THE REQUEST: Reproduce verbatim the stretch of rows from the one containing "button[interactable]: Assistive touch" through the one containing "List all visible", both included.
━━━━━ MATERIAL SUPPLIED
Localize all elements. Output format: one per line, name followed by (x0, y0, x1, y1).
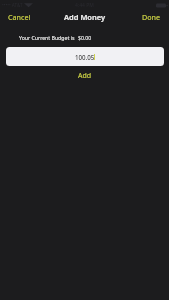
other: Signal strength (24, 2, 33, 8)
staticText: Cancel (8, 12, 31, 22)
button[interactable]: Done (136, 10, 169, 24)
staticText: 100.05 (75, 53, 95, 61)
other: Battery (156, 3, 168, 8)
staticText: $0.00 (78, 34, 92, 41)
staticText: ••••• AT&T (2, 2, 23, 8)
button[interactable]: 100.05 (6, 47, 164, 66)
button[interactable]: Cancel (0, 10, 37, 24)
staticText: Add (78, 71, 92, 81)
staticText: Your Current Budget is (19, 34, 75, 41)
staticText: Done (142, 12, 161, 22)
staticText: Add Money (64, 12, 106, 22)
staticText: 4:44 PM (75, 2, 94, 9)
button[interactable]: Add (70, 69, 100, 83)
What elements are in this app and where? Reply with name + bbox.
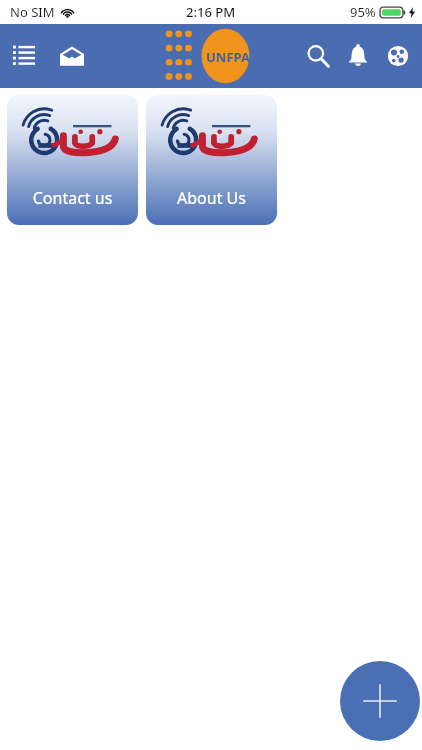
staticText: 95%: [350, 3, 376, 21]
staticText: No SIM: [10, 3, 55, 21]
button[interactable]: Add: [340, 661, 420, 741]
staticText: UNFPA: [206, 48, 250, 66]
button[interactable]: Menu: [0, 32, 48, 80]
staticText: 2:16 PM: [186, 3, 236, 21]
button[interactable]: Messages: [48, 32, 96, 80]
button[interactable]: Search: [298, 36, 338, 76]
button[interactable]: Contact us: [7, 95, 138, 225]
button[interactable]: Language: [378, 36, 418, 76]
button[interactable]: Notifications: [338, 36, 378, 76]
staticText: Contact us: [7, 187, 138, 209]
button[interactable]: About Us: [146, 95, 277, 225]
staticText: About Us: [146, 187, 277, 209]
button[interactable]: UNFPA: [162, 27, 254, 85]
━━━━━━━━━━
━━━━━ MATERIAL SUPPLIED
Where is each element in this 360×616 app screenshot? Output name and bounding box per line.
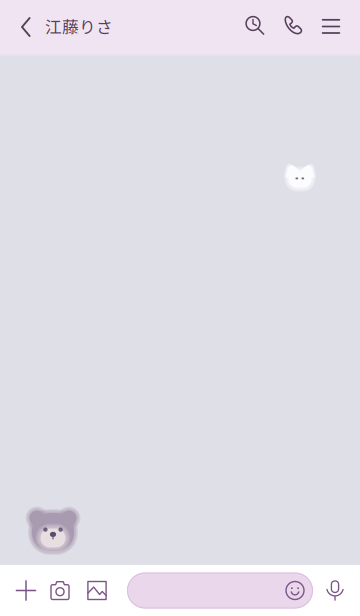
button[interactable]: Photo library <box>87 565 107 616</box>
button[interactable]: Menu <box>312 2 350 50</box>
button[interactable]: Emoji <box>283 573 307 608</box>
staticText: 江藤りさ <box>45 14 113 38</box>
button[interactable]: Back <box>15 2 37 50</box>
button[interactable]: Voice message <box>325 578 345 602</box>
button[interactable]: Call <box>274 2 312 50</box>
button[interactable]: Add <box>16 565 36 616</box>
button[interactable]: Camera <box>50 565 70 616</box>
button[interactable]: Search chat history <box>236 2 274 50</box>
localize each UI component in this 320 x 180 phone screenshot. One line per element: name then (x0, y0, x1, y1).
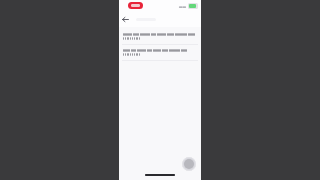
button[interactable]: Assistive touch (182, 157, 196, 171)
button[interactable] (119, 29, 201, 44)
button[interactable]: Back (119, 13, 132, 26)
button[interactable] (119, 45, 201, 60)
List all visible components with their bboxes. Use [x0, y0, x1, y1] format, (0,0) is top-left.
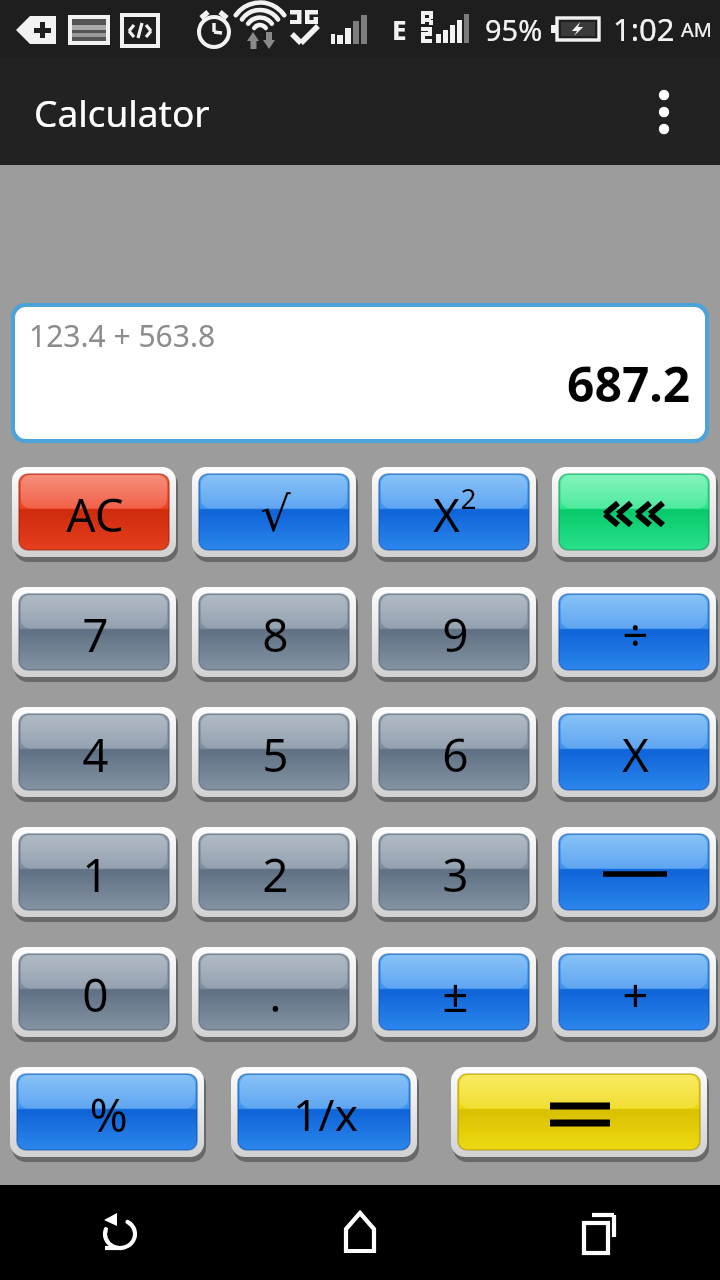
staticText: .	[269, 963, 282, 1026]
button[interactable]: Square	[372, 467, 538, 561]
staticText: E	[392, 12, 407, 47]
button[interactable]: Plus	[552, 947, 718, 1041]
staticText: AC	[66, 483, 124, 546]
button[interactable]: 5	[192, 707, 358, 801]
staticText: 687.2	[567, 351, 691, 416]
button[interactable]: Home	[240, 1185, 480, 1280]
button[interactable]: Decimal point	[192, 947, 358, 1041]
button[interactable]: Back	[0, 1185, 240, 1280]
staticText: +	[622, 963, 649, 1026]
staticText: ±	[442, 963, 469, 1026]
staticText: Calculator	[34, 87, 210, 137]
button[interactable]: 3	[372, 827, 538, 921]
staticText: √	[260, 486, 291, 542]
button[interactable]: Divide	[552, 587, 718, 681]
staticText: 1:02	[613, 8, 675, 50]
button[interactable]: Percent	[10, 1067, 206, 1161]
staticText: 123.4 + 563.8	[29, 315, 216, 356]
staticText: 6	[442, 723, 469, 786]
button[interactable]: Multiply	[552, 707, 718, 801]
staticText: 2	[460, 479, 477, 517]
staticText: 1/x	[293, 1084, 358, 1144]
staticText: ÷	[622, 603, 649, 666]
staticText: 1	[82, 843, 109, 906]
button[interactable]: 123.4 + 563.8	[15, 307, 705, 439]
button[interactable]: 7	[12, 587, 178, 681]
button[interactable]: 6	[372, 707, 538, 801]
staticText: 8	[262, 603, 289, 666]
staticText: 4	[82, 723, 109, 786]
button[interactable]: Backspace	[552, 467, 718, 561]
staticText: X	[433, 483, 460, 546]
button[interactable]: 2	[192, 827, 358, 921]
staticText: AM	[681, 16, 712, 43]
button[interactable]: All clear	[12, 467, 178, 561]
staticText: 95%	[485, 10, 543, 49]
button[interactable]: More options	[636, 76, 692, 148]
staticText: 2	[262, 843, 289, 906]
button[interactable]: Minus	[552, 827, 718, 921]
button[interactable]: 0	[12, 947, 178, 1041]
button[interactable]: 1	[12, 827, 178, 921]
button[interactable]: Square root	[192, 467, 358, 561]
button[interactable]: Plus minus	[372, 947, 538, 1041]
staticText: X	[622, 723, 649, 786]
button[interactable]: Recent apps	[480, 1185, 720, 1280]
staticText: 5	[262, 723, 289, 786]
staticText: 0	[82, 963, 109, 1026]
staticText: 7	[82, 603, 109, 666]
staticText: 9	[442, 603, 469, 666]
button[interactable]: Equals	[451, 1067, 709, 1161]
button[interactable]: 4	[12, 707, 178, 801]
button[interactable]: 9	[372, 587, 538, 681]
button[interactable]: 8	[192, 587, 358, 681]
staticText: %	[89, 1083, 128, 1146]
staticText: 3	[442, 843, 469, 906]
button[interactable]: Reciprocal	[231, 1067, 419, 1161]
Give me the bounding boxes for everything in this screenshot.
━━━━━━━━━━
RESPONSE TO THE EXERCISE:
button[interactable]: Assistive touch (182, 157, 196, 171)
button[interactable] (119, 29, 201, 44)
button[interactable]: Back (119, 13, 132, 26)
button[interactable] (119, 45, 201, 60)
List all visible components with their bboxes. Use [x0, y0, x1, y1] format, (0,0) is top-left.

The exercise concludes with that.